[START OF PROVIDED INFORMATION]

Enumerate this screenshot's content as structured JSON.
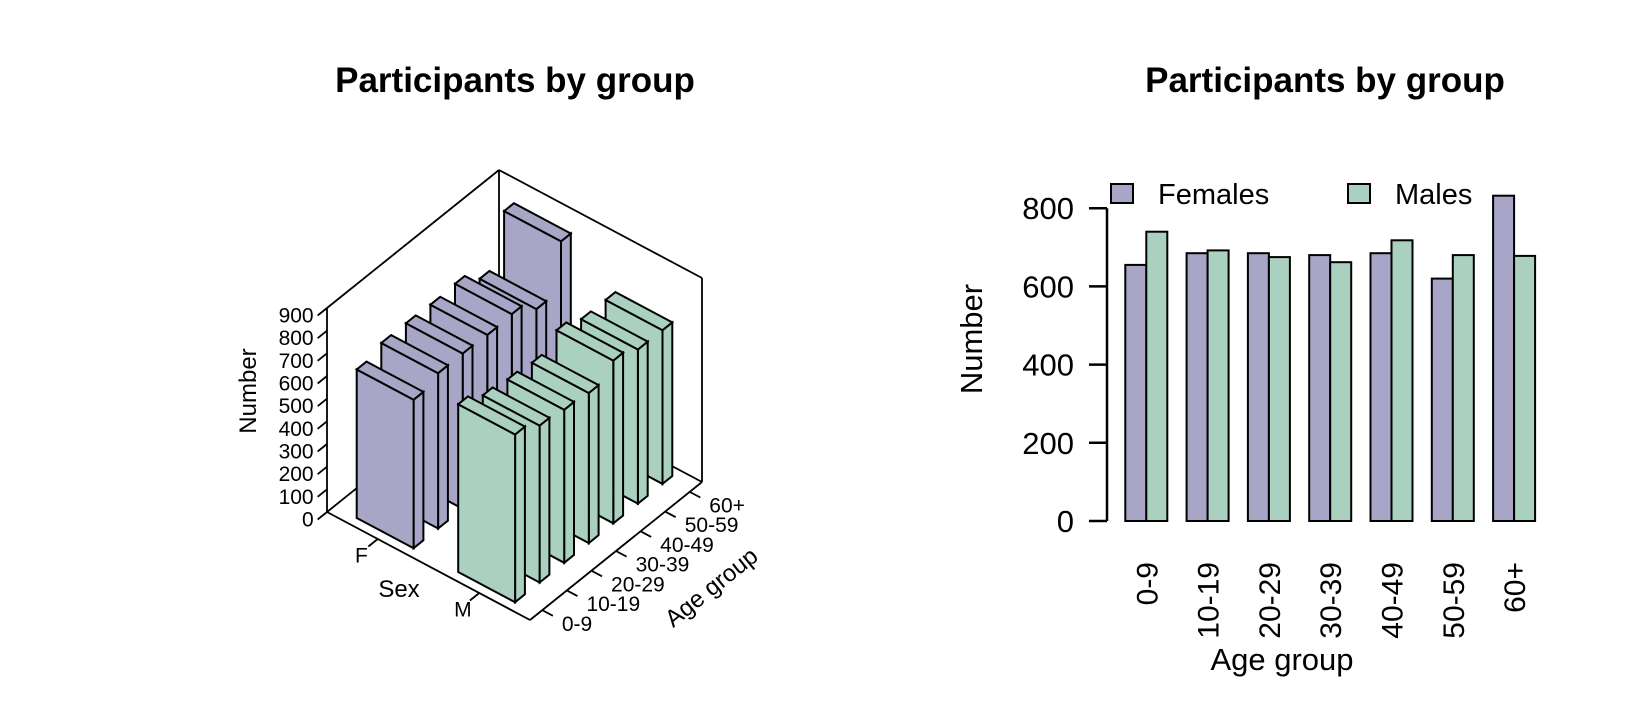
{
  "chart_data": [
    {
      "id": "left-3d-barchart",
      "type": "bar",
      "subtype": "bar3d",
      "title": "Participants by group",
      "xlabel": "Sex",
      "ylabel": "Age group",
      "zlabel": "Number",
      "x_categories": [
        "F",
        "M"
      ],
      "y_categories": [
        "0-9",
        "10-19",
        "20-29",
        "30-39",
        "40-49",
        "50-59",
        "60+"
      ],
      "z_ticks": [
        0,
        100,
        200,
        300,
        400,
        500,
        600,
        700,
        800,
        900
      ],
      "zlim": [
        0,
        900
      ],
      "grid": false,
      "series": [
        {
          "name": "F",
          "color": "#a8a6c6",
          "values": [
            655,
            685,
            685,
            680,
            685,
            620,
            832
          ]
        },
        {
          "name": "M",
          "color": "#aad1c0",
          "values": [
            740,
            692,
            675,
            662,
            718,
            680,
            678
          ]
        }
      ]
    },
    {
      "id": "right-grouped-barchart",
      "type": "bar",
      "subtype": "grouped-vertical",
      "title": "Participants by group",
      "xlabel": "Age group",
      "ylabel": "Number",
      "categories": [
        "0-9",
        "10-19",
        "20-29",
        "30-39",
        "40-49",
        "50-59",
        "60+"
      ],
      "y_ticks": [
        0,
        200,
        400,
        600,
        800
      ],
      "ylim": [
        0,
        860
      ],
      "grid": false,
      "legend": {
        "position": "top-inside",
        "entries": [
          {
            "label": "Females",
            "color": "#a8a6c6"
          },
          {
            "label": "Males",
            "color": "#aad1c0"
          }
        ]
      },
      "series": [
        {
          "name": "Females",
          "color": "#a8a6c6",
          "values": [
            655,
            685,
            685,
            680,
            685,
            620,
            832
          ]
        },
        {
          "name": "Males",
          "color": "#aad1c0",
          "values": [
            740,
            692,
            675,
            662,
            718,
            680,
            678
          ]
        }
      ]
    }
  ],
  "styles": {
    "bar_border": "#000000",
    "axis_color": "#000000",
    "background": "#ffffff"
  }
}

[END OF PROVIDED INFORMATION]

■ TASK TO COMPLETE
Without the pictures, reproduce every line of the records above exactly.

■ CORRECT RESULT
Enumerate this screenshot's content as structured JSON.
{
  "chart_data": [
    {
      "id": "left-3d-barchart",
      "type": "bar",
      "subtype": "bar3d",
      "title": "Participants by group",
      "xlabel": "Sex",
      "ylabel": "Age group",
      "zlabel": "Number",
      "x_categories": [
        "F",
        "M"
      ],
      "y_categories": [
        "0-9",
        "10-19",
        "20-29",
        "30-39",
        "40-49",
        "50-59",
        "60+"
      ],
      "z_ticks": [
        0,
        100,
        200,
        300,
        400,
        500,
        600,
        700,
        800,
        900
      ],
      "zlim": [
        0,
        900
      ],
      "grid": false,
      "series": [
        {
          "name": "F",
          "color": "#a8a6c6",
          "values": [
            655,
            685,
            685,
            680,
            685,
            620,
            832
          ]
        },
        {
          "name": "M",
          "color": "#aad1c0",
          "values": [
            740,
            692,
            675,
            662,
            718,
            680,
            678
          ]
        }
      ]
    },
    {
      "id": "right-grouped-barchart",
      "type": "bar",
      "subtype": "grouped-vertical",
      "title": "Participants by group",
      "xlabel": "Age group",
      "ylabel": "Number",
      "categories": [
        "0-9",
        "10-19",
        "20-29",
        "30-39",
        "40-49",
        "50-59",
        "60+"
      ],
      "y_ticks": [
        0,
        200,
        400,
        600,
        800
      ],
      "ylim": [
        0,
        860
      ],
      "grid": false,
      "legend": {
        "position": "top-inside",
        "entries": [
          {
            "label": "Females",
            "color": "#a8a6c6"
          },
          {
            "label": "Males",
            "color": "#aad1c0"
          }
        ]
      },
      "series": [
        {
          "name": "Females",
          "color": "#a8a6c6",
          "values": [
            655,
            685,
            685,
            680,
            685,
            620,
            832
          ]
        },
        {
          "name": "Males",
          "color": "#aad1c0",
          "values": [
            740,
            692,
            675,
            662,
            718,
            680,
            678
          ]
        }
      ]
    }
  ],
  "styles": {
    "bar_border": "#000000",
    "axis_color": "#000000",
    "background": "#ffffff"
  }
}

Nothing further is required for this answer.